• What you have to do: Find the lines that include the string "ylabel" and report how many there are. Give no other text.
##############################
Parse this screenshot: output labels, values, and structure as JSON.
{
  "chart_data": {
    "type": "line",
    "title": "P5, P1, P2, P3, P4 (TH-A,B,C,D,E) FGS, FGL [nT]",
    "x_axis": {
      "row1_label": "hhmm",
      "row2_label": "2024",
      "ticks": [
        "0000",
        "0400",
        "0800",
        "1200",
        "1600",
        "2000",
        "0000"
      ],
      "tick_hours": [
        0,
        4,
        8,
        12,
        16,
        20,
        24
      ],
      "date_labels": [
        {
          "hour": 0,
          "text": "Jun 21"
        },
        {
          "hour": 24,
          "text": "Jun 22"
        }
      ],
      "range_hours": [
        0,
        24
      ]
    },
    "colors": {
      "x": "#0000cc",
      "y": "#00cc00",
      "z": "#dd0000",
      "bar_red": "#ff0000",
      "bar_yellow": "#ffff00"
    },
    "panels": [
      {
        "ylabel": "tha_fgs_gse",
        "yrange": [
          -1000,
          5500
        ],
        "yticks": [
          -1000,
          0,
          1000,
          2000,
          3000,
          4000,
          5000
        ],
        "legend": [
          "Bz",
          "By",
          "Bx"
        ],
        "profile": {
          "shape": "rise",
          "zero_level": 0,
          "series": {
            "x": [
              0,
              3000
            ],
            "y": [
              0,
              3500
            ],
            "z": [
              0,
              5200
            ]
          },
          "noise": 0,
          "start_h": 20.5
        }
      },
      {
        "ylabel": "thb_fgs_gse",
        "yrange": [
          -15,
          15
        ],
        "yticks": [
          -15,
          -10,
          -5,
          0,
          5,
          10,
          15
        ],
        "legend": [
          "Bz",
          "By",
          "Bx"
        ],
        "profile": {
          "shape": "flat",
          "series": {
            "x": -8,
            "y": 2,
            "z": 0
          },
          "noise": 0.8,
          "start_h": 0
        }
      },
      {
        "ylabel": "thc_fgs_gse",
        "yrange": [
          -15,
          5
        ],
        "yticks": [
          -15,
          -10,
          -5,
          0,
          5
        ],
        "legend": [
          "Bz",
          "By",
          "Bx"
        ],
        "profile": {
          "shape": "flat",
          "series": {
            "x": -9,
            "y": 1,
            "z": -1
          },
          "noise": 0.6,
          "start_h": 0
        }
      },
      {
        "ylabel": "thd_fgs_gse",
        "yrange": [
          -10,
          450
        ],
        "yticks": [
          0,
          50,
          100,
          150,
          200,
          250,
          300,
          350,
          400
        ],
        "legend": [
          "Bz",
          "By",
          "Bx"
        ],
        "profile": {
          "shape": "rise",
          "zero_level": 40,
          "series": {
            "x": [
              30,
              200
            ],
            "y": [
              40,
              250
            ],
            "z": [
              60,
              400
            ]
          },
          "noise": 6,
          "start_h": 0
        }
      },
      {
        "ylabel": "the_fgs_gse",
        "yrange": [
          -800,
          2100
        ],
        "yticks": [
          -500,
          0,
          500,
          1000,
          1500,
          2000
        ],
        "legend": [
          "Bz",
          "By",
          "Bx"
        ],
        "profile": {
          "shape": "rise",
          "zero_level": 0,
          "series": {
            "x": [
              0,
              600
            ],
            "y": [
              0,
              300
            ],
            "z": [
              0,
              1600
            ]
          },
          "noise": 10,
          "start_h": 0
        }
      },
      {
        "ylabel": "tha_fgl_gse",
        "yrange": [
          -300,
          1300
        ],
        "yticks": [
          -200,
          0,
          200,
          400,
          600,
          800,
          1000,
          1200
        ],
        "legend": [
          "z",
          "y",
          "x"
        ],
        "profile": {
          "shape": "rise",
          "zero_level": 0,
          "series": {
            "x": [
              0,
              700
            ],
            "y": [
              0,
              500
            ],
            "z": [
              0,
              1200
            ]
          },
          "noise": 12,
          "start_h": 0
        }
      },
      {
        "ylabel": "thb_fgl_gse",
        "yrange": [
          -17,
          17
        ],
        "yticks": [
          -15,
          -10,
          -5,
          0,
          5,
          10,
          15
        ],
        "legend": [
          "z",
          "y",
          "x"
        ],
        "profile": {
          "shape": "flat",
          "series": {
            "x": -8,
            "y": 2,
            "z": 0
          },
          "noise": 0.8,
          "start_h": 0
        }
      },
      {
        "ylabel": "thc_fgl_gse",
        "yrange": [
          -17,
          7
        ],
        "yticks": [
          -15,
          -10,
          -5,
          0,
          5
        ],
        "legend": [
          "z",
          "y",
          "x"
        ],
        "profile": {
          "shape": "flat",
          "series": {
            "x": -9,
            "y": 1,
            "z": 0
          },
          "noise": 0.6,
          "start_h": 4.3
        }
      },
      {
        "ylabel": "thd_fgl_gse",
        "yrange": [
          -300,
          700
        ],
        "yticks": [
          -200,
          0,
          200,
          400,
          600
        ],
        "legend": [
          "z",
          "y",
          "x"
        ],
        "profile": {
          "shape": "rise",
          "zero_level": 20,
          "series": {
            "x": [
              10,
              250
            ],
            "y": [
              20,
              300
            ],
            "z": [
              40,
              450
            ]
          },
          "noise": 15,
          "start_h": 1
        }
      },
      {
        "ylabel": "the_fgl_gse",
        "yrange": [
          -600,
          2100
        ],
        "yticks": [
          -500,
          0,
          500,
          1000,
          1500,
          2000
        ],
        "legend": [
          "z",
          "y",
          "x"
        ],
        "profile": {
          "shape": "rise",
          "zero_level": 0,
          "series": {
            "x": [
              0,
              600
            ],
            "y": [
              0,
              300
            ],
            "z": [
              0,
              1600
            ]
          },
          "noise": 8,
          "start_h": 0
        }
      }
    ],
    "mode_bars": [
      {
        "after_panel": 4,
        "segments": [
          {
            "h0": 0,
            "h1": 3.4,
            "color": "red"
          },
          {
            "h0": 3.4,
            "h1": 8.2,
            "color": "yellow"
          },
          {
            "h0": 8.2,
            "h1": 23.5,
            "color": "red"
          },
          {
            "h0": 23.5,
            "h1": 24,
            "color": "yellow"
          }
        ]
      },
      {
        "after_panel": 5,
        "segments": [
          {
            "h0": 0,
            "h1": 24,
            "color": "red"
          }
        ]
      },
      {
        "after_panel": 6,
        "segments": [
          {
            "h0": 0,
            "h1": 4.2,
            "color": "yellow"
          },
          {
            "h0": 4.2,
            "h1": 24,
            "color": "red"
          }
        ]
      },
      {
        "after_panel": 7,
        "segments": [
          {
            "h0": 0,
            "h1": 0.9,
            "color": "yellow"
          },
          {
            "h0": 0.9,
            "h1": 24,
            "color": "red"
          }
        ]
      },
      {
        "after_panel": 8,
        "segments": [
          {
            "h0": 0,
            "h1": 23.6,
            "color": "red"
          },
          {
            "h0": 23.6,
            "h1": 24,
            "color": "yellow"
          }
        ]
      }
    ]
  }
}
##############################
• Correct result: 10